• **Instructions to follow**
Retype the listing that follows, word for word.

• **Excerpted records**
>> begin

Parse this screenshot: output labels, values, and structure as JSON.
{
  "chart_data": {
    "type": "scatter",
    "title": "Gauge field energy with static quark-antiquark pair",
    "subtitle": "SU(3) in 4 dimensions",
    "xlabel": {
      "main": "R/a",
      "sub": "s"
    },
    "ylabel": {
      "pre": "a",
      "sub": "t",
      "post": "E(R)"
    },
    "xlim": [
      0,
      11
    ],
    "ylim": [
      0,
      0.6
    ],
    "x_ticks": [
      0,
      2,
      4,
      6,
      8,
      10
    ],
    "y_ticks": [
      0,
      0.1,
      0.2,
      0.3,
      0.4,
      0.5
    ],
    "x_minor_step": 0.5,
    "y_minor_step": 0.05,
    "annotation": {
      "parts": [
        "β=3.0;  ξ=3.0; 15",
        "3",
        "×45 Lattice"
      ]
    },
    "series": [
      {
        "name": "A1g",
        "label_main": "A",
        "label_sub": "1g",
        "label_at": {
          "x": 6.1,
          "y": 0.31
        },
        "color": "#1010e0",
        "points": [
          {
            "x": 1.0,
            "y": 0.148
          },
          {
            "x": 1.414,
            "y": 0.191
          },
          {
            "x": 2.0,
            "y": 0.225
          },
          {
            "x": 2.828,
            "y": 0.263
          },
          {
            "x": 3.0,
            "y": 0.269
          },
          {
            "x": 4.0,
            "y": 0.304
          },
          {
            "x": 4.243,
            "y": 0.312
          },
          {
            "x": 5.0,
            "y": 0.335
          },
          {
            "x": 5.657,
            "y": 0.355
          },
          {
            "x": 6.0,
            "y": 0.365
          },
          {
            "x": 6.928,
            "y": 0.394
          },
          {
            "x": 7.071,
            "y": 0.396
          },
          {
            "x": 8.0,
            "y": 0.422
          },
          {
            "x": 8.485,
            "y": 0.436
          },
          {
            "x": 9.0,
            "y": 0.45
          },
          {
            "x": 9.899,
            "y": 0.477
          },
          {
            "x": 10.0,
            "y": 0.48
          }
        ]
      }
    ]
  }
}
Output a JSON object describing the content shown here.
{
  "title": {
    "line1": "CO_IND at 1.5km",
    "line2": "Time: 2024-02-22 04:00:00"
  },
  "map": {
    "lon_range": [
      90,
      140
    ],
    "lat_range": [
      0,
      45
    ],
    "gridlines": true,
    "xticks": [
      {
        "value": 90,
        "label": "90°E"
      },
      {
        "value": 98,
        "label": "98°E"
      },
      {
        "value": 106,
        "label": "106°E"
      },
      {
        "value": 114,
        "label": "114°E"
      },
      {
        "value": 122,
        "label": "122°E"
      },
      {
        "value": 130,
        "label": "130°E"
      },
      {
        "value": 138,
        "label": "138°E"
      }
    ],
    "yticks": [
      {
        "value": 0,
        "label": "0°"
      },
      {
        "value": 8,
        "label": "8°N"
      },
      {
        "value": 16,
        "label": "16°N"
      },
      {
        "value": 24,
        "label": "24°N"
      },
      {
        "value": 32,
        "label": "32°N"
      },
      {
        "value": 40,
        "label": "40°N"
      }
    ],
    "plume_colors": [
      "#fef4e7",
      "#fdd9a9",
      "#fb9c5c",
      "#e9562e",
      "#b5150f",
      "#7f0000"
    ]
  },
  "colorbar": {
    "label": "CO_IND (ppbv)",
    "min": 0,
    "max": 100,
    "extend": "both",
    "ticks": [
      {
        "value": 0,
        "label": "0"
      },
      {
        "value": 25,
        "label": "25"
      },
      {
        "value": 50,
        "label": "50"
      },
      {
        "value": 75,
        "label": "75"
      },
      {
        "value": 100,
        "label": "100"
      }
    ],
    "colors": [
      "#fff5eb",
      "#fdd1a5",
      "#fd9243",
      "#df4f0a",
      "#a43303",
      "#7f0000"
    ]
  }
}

>> end

• **Result of this exercise**
Parse this screenshot: output labels, values, and structure as JSON.
{
  "chart_data": {
    "type": "scatter",
    "title": "Gauge field energy with static quark-antiquark pair",
    "subtitle": "SU(3) in 4 dimensions",
    "xlabel": {
      "main": "R/a",
      "sub": "s"
    },
    "ylabel": {
      "pre": "a",
      "sub": "t",
      "post": "E(R)"
    },
    "xlim": [
      0,
      11
    ],
    "ylim": [
      0,
      0.6
    ],
    "x_ticks": [
      0,
      2,
      4,
      6,
      8,
      10
    ],
    "y_ticks": [
      0,
      0.1,
      0.2,
      0.3,
      0.4,
      0.5
    ],
    "x_minor_step": 0.5,
    "y_minor_step": 0.05,
    "annotation": {
      "parts": [
        "β=3.0;  ξ=3.0; 15",
        "3",
        "×45 Lattice"
      ]
    },
    "series": [
      {
        "name": "A1g",
        "label_main": "A",
        "label_sub": "1g",
        "label_at": {
          "x": 6.1,
          "y": 0.31
        },
        "color": "#1010e0",
        "points": [
          {
            "x": 1.0,
            "y": 0.148
          },
          {
            "x": 1.414,
            "y": 0.191
          },
          {
            "x": 2.0,
            "y": 0.225
          },
          {
            "x": 2.828,
            "y": 0.263
          },
          {
            "x": 3.0,
            "y": 0.269
          },
          {
            "x": 4.0,
            "y": 0.304
          },
          {
            "x": 4.243,
            "y": 0.312
          },
          {
            "x": 5.0,
            "y": 0.335
          },
          {
            "x": 5.657,
            "y": 0.355
          },
          {
            "x": 6.0,
            "y": 0.365
          },
          {
            "x": 6.928,
            "y": 0.394
          },
          {
            "x": 7.071,
            "y": 0.396
          },
          {
            "x": 8.0,
            "y": 0.422
          },
          {
            "x": 8.485,
            "y": 0.436
          },
          {
            "x": 9.0,
            "y": 0.45
          },
          {
            "x": 9.899,
            "y": 0.477
          },
          {
            "x": 10.0,
            "y": 0.48
          }
        ]
      }
    ]
  }
}
Output a JSON object describing the content shown here.
{
  "title": {
    "line1": "CO_IND at 1.5km",
    "line2": "Time: 2024-02-22 04:00:00"
  },
  "map": {
    "lon_range": [
      90,
      140
    ],
    "lat_range": [
      0,
      45
    ],
    "gridlines": true,
    "xticks": [
      {
        "value": 90,
        "label": "90°E"
      },
      {
        "value": 98,
        "label": "98°E"
      },
      {
        "value": 106,
        "label": "106°E"
      },
      {
        "value": 114,
        "label": "114°E"
      },
      {
        "value": 122,
        "label": "122°E"
      },
      {
        "value": 130,
        "label": "130°E"
      },
      {
        "value": 138,
        "label": "138°E"
      }
    ],
    "yticks": [
      {
        "value": 0,
        "label": "0°"
      },
      {
        "value": 8,
        "label": "8°N"
      },
      {
        "value": 16,
        "label": "16°N"
      },
      {
        "value": 24,
        "label": "24°N"
      },
      {
        "value": 32,
        "label": "32°N"
      },
      {
        "value": 40,
        "label": "40°N"
      }
    ],
    "plume_colors": [
      "#fef4e7",
      "#fdd9a9",
      "#fb9c5c",
      "#e9562e",
      "#b5150f",
      "#7f0000"
    ]
  },
  "colorbar": {
    "label": "CO_IND (ppbv)",
    "min": 0,
    "max": 100,
    "extend": "both",
    "ticks": [
      {
        "value": 0,
        "label": "0"
      },
      {
        "value": 25,
        "label": "25"
      },
      {
        "value": 50,
        "label": "50"
      },
      {
        "value": 75,
        "label": "75"
      },
      {
        "value": 100,
        "label": "100"
      }
    ],
    "colors": [
      "#fff5eb",
      "#fdd1a5",
      "#fd9243",
      "#df4f0a",
      "#a43303",
      "#7f0000"
    ]
  }
}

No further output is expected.